■ **Work to complete**:
Report how many lines hold the string "Соколе". Give the number and nothing else.

■ **Supplied records**:
◆ ◆ ◆ ◆ ◆

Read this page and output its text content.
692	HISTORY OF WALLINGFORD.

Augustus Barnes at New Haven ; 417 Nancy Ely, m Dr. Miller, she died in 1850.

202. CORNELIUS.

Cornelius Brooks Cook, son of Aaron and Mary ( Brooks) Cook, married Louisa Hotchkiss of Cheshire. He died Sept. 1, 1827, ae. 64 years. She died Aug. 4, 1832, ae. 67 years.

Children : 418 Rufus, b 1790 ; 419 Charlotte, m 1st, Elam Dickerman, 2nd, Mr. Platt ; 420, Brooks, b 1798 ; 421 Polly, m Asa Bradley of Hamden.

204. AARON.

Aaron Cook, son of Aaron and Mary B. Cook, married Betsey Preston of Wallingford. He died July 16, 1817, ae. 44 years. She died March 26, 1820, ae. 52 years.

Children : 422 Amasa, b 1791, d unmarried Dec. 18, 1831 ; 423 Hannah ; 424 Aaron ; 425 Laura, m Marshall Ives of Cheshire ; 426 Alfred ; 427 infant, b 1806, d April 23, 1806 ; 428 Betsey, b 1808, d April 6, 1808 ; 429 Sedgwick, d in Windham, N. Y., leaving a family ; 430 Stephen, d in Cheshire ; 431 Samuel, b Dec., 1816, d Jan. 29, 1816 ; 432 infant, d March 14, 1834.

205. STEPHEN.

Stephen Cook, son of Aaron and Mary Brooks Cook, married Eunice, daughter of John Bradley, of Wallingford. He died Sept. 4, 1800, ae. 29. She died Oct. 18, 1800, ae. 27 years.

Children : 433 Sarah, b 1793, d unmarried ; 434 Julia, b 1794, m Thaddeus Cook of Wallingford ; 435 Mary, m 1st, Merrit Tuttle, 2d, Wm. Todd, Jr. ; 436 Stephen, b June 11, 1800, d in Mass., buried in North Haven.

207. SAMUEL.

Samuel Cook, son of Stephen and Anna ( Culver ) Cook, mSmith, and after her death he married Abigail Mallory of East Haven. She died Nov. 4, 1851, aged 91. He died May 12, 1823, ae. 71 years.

◆ ◆ ◆ ◆ ◆

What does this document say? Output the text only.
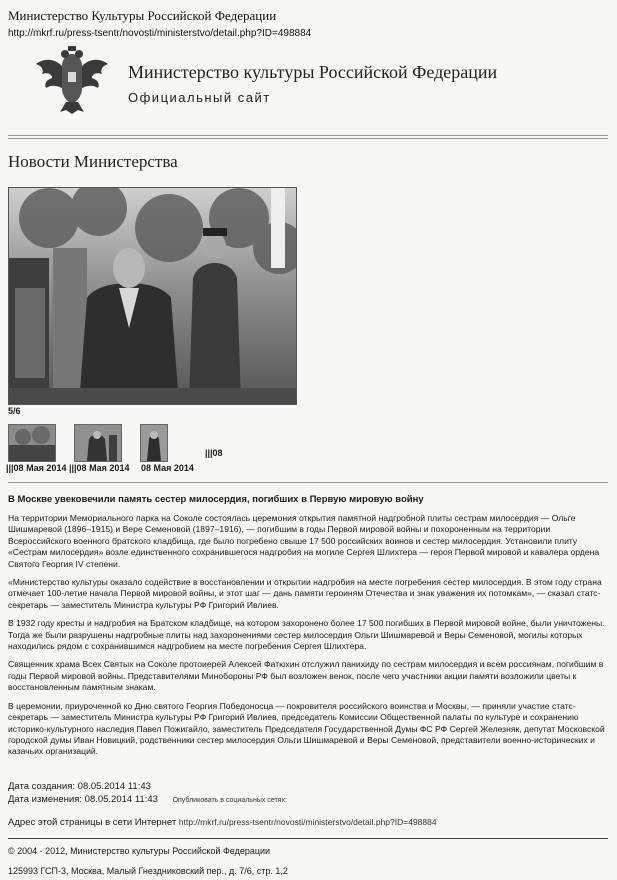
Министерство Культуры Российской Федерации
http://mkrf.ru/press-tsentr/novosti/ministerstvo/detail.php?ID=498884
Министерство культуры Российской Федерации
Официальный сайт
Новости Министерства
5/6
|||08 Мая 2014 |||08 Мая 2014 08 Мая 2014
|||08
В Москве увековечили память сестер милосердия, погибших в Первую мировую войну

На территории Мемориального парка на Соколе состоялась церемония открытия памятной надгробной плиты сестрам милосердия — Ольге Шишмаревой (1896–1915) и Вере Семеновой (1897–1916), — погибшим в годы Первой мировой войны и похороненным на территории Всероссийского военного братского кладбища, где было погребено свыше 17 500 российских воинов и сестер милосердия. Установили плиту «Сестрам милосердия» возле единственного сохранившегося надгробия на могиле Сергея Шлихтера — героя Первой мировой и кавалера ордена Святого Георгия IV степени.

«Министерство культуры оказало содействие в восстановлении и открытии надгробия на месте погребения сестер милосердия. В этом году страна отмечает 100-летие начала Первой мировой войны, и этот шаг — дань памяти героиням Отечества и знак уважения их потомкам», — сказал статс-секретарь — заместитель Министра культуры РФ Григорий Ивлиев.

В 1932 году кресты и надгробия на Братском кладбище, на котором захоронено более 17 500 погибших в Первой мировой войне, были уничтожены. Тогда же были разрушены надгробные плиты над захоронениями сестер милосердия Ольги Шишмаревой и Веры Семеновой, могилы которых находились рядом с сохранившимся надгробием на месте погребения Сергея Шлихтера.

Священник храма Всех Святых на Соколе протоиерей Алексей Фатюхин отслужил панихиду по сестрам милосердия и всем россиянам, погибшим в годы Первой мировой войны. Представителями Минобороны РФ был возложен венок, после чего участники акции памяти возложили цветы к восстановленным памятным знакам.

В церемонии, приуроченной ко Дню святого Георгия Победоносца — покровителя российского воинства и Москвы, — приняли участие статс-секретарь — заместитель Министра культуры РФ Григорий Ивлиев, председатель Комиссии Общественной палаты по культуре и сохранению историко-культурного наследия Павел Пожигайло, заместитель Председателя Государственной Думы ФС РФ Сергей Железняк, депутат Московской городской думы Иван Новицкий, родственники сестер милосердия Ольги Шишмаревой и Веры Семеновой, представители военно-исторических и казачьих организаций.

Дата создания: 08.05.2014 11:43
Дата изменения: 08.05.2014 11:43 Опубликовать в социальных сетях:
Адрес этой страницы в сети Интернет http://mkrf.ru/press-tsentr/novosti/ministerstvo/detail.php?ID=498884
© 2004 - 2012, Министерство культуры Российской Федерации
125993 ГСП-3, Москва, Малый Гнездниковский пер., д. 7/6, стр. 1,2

◆ ◆ ◆ ◆ ◆

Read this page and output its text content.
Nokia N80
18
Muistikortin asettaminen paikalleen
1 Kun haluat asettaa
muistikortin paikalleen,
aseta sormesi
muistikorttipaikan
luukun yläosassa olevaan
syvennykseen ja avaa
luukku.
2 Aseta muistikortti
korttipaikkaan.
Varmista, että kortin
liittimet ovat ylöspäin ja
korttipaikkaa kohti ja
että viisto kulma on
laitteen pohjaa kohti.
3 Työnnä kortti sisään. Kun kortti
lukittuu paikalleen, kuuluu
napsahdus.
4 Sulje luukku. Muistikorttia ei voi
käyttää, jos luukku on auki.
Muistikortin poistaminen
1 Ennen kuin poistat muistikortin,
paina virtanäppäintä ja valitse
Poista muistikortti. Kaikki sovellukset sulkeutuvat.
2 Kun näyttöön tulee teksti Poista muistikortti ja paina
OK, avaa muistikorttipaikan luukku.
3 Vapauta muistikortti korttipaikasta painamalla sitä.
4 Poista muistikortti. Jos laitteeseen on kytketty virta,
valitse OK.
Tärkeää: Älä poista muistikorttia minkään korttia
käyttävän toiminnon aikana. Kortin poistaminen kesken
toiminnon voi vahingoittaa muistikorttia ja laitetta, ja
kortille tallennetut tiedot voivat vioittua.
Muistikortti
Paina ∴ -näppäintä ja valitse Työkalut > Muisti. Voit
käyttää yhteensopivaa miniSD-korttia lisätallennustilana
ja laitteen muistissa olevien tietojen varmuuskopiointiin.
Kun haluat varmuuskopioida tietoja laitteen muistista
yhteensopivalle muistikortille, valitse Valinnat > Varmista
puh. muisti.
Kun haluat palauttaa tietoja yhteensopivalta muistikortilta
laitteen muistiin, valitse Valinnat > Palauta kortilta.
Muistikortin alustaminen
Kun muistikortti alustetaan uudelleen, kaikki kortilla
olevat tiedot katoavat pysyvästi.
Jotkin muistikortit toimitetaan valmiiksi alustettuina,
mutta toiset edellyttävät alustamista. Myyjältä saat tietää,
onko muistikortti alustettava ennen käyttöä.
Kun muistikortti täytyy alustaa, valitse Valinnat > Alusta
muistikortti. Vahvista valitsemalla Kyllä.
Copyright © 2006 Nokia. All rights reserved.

◆ ◆ ◆ ◆ ◆

■ **Task result**:
2